» Task brief
Your task is to print all of the data word for word.

» Items
--- --- ---
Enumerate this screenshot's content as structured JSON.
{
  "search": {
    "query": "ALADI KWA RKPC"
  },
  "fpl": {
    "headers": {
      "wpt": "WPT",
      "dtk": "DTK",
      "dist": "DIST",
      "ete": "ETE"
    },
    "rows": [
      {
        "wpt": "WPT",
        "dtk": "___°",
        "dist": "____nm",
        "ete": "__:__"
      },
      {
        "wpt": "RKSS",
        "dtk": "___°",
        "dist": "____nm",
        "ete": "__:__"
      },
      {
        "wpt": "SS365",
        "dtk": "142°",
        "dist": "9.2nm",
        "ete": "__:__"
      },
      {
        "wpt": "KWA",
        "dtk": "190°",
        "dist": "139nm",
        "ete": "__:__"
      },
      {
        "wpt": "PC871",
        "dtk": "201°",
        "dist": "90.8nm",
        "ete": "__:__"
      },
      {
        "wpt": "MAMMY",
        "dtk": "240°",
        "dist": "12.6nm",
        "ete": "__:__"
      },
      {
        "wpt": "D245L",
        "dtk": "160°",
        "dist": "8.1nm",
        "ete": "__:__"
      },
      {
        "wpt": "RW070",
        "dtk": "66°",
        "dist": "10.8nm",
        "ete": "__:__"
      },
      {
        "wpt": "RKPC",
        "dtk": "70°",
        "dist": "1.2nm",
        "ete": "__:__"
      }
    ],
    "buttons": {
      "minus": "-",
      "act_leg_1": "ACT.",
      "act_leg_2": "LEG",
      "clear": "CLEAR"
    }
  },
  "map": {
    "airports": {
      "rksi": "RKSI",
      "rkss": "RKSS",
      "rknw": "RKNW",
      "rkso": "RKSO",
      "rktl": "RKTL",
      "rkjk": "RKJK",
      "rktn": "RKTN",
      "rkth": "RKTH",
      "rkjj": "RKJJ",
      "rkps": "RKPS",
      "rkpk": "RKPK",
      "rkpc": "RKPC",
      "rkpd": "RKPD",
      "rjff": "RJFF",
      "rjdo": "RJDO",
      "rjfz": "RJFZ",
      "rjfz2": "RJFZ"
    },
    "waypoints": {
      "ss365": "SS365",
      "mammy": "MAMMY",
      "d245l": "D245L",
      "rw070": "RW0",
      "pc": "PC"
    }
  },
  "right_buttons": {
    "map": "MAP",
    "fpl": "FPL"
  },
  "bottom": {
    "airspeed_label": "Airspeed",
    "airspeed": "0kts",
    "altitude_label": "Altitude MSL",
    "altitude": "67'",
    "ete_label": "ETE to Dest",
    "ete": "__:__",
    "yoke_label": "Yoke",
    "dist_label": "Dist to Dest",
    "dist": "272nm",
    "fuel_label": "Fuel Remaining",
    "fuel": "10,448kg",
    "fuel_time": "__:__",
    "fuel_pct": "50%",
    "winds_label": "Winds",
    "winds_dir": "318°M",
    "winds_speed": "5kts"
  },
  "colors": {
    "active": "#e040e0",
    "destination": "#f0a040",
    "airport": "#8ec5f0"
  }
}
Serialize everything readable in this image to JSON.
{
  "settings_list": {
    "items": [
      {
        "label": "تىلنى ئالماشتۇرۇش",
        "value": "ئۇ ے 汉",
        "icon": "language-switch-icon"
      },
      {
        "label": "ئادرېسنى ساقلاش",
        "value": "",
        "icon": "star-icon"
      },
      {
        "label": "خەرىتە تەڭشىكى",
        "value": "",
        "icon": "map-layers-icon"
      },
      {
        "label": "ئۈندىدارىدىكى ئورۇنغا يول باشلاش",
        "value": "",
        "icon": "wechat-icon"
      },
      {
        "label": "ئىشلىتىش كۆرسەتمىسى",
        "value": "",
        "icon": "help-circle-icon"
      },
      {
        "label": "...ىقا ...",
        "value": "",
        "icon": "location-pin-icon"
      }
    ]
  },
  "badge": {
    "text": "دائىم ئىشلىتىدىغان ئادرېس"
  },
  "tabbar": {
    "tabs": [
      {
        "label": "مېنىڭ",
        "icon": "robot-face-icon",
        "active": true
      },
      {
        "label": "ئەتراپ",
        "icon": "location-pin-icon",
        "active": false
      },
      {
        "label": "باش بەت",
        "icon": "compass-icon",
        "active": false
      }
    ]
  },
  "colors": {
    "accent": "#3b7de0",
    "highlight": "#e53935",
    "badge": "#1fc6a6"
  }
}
--- --- ---
» Completed exercise
Enumerate this screenshot's content as structured JSON.
{
  "search": {
    "query": "ALADI KWA RKPC"
  },
  "fpl": {
    "headers": {
      "wpt": "WPT",
      "dtk": "DTK",
      "dist": "DIST",
      "ete": "ETE"
    },
    "rows": [
      {
        "wpt": "WPT",
        "dtk": "___°",
        "dist": "____nm",
        "ete": "__:__"
      },
      {
        "wpt": "RKSS",
        "dtk": "___°",
        "dist": "____nm",
        "ete": "__:__"
      },
      {
        "wpt": "SS365",
        "dtk": "142°",
        "dist": "9.2nm",
        "ete": "__:__"
      },
      {
        "wpt": "KWA",
        "dtk": "190°",
        "dist": "139nm",
        "ete": "__:__"
      },
      {
        "wpt": "PC871",
        "dtk": "201°",
        "dist": "90.8nm",
        "ete": "__:__"
      },
      {
        "wpt": "MAMMY",
        "dtk": "240°",
        "dist": "12.6nm",
        "ete": "__:__"
      },
      {
        "wpt": "D245L",
        "dtk": "160°",
        "dist": "8.1nm",
        "ete": "__:__"
      },
      {
        "wpt": "RW070",
        "dtk": "66°",
        "dist": "10.8nm",
        "ete": "__:__"
      },
      {
        "wpt": "RKPC",
        "dtk": "70°",
        "dist": "1.2nm",
        "ete": "__:__"
      }
    ],
    "buttons": {
      "minus": "-",
      "act_leg_1": "ACT.",
      "act_leg_2": "LEG",
      "clear": "CLEAR"
    }
  },
  "map": {
    "airports": {
      "rksi": "RKSI",
      "rkss": "RKSS",
      "rknw": "RKNW",
      "rkso": "RKSO",
      "rktl": "RKTL",
      "rkjk": "RKJK",
      "rktn": "RKTN",
      "rkth": "RKTH",
      "rkjj": "RKJJ",
      "rkps": "RKPS",
      "rkpk": "RKPK",
      "rkpc": "RKPC",
      "rkpd": "RKPD",
      "rjff": "RJFF",
      "rjdo": "RJDO",
      "rjfz": "RJFZ",
      "rjfz2": "RJFZ"
    },
    "waypoints": {
      "ss365": "SS365",
      "mammy": "MAMMY",
      "d245l": "D245L",
      "rw070": "RW0",
      "pc": "PC"
    }
  },
  "right_buttons": {
    "map": "MAP",
    "fpl": "FPL"
  },
  "bottom": {
    "airspeed_label": "Airspeed",
    "airspeed": "0kts",
    "altitude_label": "Altitude MSL",
    "altitude": "67'",
    "ete_label": "ETE to Dest",
    "ete": "__:__",
    "yoke_label": "Yoke",
    "dist_label": "Dist to Dest",
    "dist": "272nm",
    "fuel_label": "Fuel Remaining",
    "fuel": "10,448kg",
    "fuel_time": "__:__",
    "fuel_pct": "50%",
    "winds_label": "Winds",
    "winds_dir": "318°M",
    "winds_speed": "5kts"
  },
  "colors": {
    "active": "#e040e0",
    "destination": "#f0a040",
    "airport": "#8ec5f0"
  }
}
Serialize everything readable in this image to JSON.
{
  "settings_list": {
    "items": [
      {
        "label": "تىلنى ئالماشتۇرۇش",
        "value": "ئۇ ے 汉",
        "icon": "language-switch-icon"
      },
      {
        "label": "ئادرېسنى ساقلاش",
        "value": "",
        "icon": "star-icon"
      },
      {
        "label": "خەرىتە تەڭشىكى",
        "value": "",
        "icon": "map-layers-icon"
      },
      {
        "label": "ئۈندىدارىدىكى ئورۇنغا يول باشلاش",
        "value": "",
        "icon": "wechat-icon"
      },
      {
        "label": "ئىشلىتىش كۆرسەتمىسى",
        "value": "",
        "icon": "help-circle-icon"
      },
      {
        "label": "...ىقا ...",
        "value": "",
        "icon": "location-pin-icon"
      }
    ]
  },
  "badge": {
    "text": "دائىم ئىشلىتىدىغان ئادرېس"
  },
  "tabbar": {
    "tabs": [
      {
        "label": "مېنىڭ",
        "icon": "robot-face-icon",
        "active": true
      },
      {
        "label": "ئەتراپ",
        "icon": "location-pin-icon",
        "active": false
      },
      {
        "label": "باش بەت",
        "icon": "compass-icon",
        "active": false
      }
    ]
  },
  "colors": {
    "accent": "#3b7de0",
    "highlight": "#e53935",
    "badge": "#1fc6a6"
  }
}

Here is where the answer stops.